### Your objective
Reproduce all of the data below without alteration; exclude every picture.

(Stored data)

· · · ·

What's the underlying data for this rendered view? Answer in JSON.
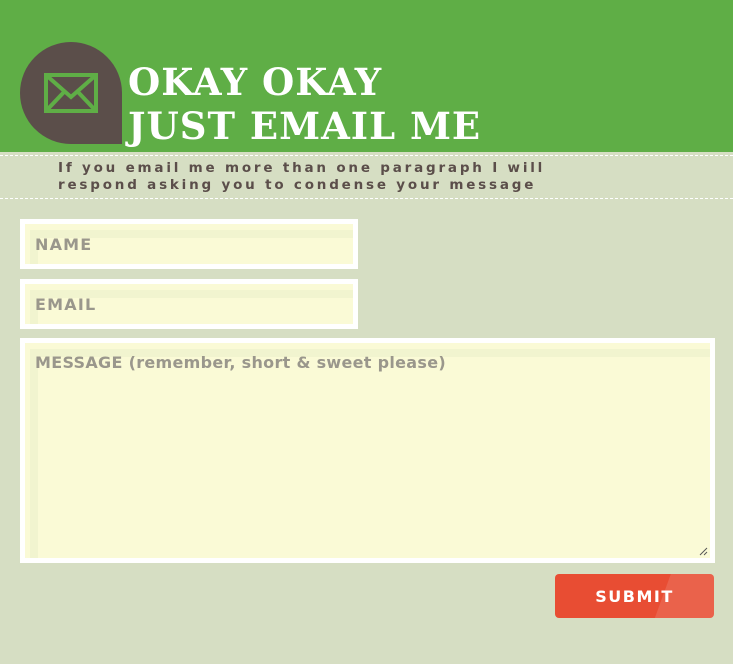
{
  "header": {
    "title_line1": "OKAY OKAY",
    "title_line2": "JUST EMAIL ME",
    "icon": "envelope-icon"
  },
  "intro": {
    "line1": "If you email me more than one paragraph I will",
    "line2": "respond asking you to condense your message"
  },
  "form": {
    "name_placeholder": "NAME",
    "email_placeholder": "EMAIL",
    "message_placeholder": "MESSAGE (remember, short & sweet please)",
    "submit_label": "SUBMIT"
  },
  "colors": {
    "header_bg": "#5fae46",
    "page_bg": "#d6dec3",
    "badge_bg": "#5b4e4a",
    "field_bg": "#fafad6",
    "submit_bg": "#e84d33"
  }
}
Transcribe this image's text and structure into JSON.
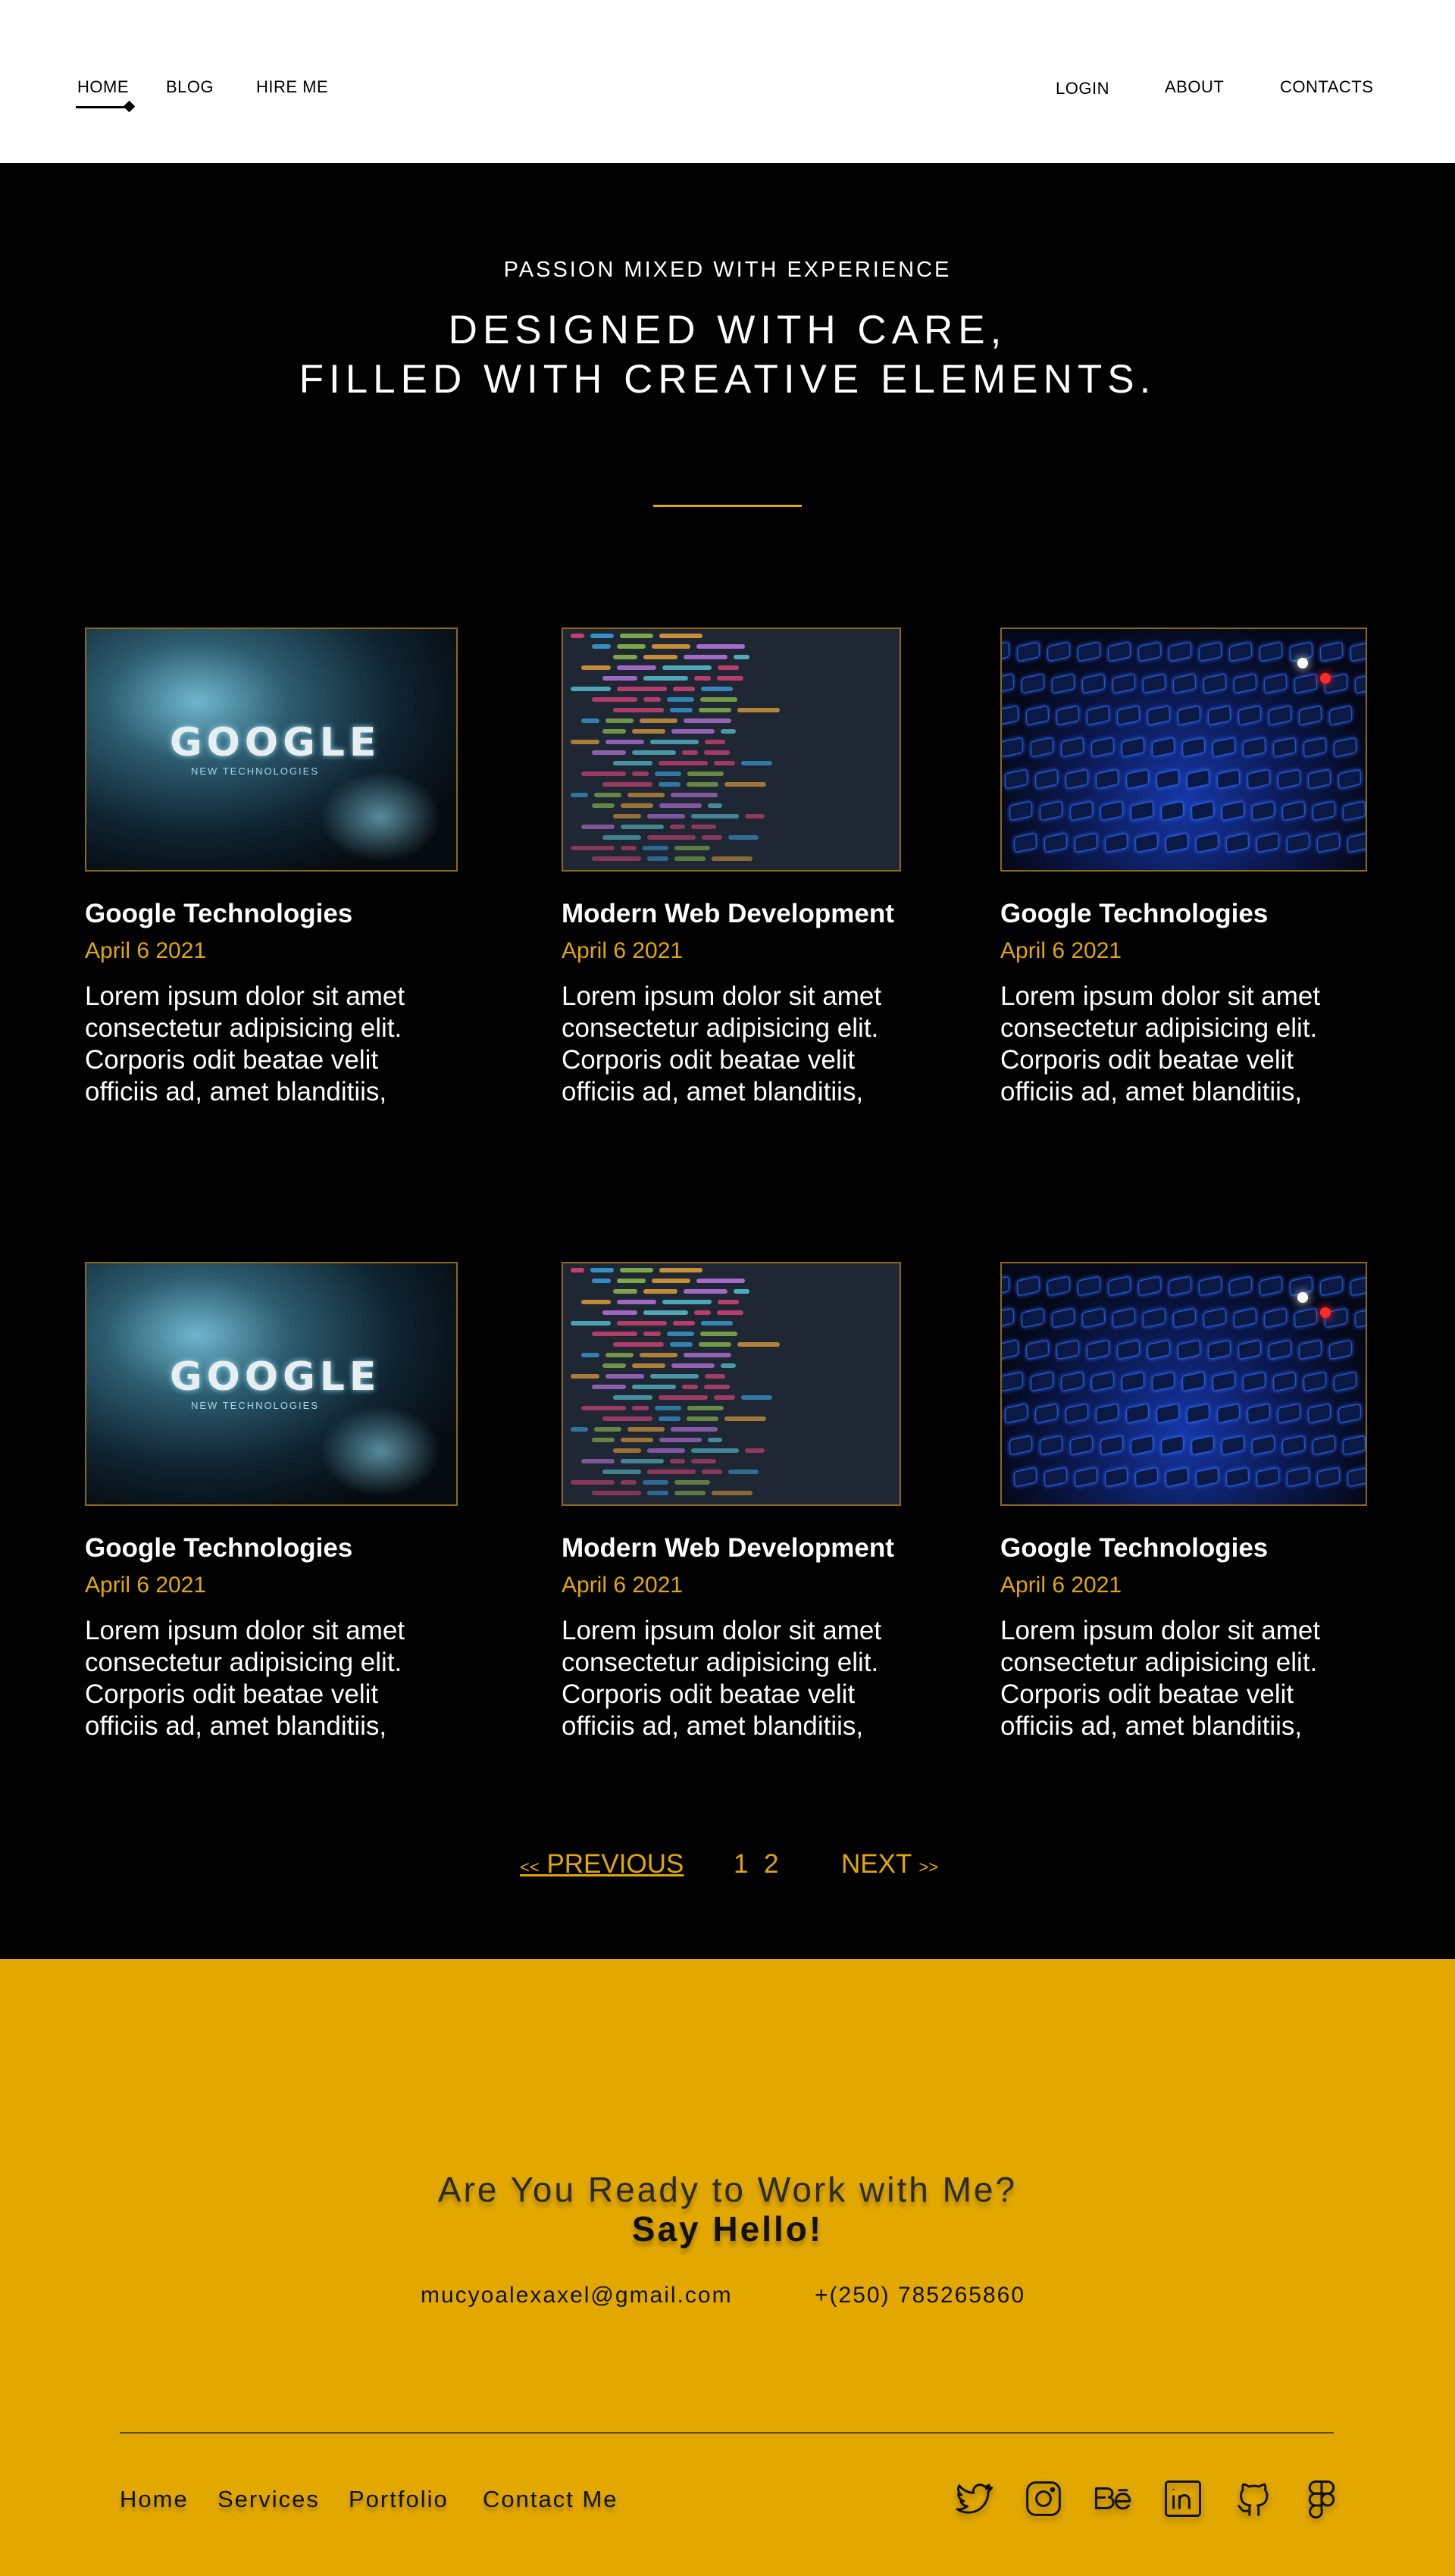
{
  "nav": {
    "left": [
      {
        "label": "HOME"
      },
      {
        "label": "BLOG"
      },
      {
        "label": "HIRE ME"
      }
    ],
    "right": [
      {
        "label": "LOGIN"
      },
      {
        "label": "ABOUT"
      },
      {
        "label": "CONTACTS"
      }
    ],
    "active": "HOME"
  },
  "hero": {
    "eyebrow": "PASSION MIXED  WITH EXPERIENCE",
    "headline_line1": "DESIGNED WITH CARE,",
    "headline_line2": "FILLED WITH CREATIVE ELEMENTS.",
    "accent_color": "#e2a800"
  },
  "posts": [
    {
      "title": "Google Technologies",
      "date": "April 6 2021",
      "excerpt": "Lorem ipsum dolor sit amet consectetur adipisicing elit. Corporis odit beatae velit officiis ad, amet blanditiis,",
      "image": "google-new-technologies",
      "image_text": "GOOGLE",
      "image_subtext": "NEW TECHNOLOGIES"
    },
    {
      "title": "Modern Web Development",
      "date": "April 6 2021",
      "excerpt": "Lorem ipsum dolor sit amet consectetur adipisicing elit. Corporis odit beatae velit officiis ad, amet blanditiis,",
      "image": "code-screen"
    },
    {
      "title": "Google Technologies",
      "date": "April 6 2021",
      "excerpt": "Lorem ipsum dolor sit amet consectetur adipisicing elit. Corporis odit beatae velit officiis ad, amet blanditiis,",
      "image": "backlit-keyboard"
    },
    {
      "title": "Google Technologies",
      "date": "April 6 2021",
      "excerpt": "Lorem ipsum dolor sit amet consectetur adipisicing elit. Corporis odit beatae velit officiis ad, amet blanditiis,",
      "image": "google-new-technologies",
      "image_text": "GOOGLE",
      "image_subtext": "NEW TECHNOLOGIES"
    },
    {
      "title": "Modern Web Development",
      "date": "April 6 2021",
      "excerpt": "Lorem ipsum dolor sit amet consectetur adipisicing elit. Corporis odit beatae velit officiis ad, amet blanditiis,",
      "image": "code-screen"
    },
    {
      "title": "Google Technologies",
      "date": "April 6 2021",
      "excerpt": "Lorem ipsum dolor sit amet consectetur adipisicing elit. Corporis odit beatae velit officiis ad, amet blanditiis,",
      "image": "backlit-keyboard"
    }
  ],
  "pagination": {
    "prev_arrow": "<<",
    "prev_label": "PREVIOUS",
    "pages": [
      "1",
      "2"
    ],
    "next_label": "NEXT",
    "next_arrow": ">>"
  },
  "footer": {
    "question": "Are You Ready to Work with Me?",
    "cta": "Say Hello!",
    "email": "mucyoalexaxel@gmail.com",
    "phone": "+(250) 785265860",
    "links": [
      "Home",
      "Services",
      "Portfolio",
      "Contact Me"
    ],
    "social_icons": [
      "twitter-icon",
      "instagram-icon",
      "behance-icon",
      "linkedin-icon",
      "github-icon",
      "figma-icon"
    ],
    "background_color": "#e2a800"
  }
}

· · · ·

### Worked solution
What's the underlying data for this rendered view? Answer in JSON.
{
  "header": {
    "title_line1": "OKAY OKAY",
    "title_line2": "JUST EMAIL ME",
    "icon": "envelope-icon"
  },
  "intro": {
    "line1": "If you email me more than one paragraph I will",
    "line2": "respond asking you to condense your message"
  },
  "form": {
    "name_placeholder": "NAME",
    "email_placeholder": "EMAIL",
    "message_placeholder": "MESSAGE (remember, short & sweet please)",
    "submit_label": "SUBMIT"
  },
  "colors": {
    "header_bg": "#5fae46",
    "page_bg": "#d6dec3",
    "badge_bg": "#5b4e4a",
    "field_bg": "#fafad6",
    "submit_bg": "#e84d33"
  }
}
Transcribe this image's text and structure into JSON.
{
  "nav": {
    "left": [
      {
        "label": "HOME"
      },
      {
        "label": "BLOG"
      },
      {
        "label": "HIRE ME"
      }
    ],
    "right": [
      {
        "label": "LOGIN"
      },
      {
        "label": "ABOUT"
      },
      {
        "label": "CONTACTS"
      }
    ],
    "active": "HOME"
  },
  "hero": {
    "eyebrow": "PASSION MIXED  WITH EXPERIENCE",
    "headline_line1": "DESIGNED WITH CARE,",
    "headline_line2": "FILLED WITH CREATIVE ELEMENTS.",
    "accent_color": "#e2a800"
  },
  "posts": [
    {
      "title": "Google Technologies",
      "date": "April 6 2021",
      "excerpt": "Lorem ipsum dolor sit amet consectetur adipisicing elit. Corporis odit beatae velit officiis ad, amet blanditiis,",
      "image": "google-new-technologies",
      "image_text": "GOOGLE",
      "image_subtext": "NEW TECHNOLOGIES"
    },
    {
      "title": "Modern Web Development",
      "date": "April 6 2021",
      "excerpt": "Lorem ipsum dolor sit amet consectetur adipisicing elit. Corporis odit beatae velit officiis ad, amet blanditiis,",
      "image": "code-screen"
    },
    {
      "title": "Google Technologies",
      "date": "April 6 2021",
      "excerpt": "Lorem ipsum dolor sit amet consectetur adipisicing elit. Corporis odit beatae velit officiis ad, amet blanditiis,",
      "image": "backlit-keyboard"
    },
    {
      "title": "Google Technologies",
      "date": "April 6 2021",
      "excerpt": "Lorem ipsum dolor sit amet consectetur adipisicing elit. Corporis odit beatae velit officiis ad, amet blanditiis,",
      "image": "google-new-technologies",
      "image_text": "GOOGLE",
      "image_subtext": "NEW TECHNOLOGIES"
    },
    {
      "title": "Modern Web Development",
      "date": "April 6 2021",
      "excerpt": "Lorem ipsum dolor sit amet consectetur adipisicing elit. Corporis odit beatae velit officiis ad, amet blanditiis,",
      "image": "code-screen"
    },
    {
      "title": "Google Technologies",
      "date": "April 6 2021",
      "excerpt": "Lorem ipsum dolor sit amet consectetur adipisicing elit. Corporis odit beatae velit officiis ad, amet blanditiis,",
      "image": "backlit-keyboard"
    }
  ],
  "pagination": {
    "prev_arrow": "<<",
    "prev_label": "PREVIOUS",
    "pages": [
      "1",
      "2"
    ],
    "next_label": "NEXT",
    "next_arrow": ">>"
  },
  "footer": {
    "question": "Are You Ready to Work with Me?",
    "cta": "Say Hello!",
    "email": "mucyoalexaxel@gmail.com",
    "phone": "+(250) 785265860",
    "links": [
      "Home",
      "Services",
      "Portfolio",
      "Contact Me"
    ],
    "social_icons": [
      "twitter-icon",
      "instagram-icon",
      "behance-icon",
      "linkedin-icon",
      "github-icon",
      "figma-icon"
    ],
    "background_color": "#e2a800"
  }
}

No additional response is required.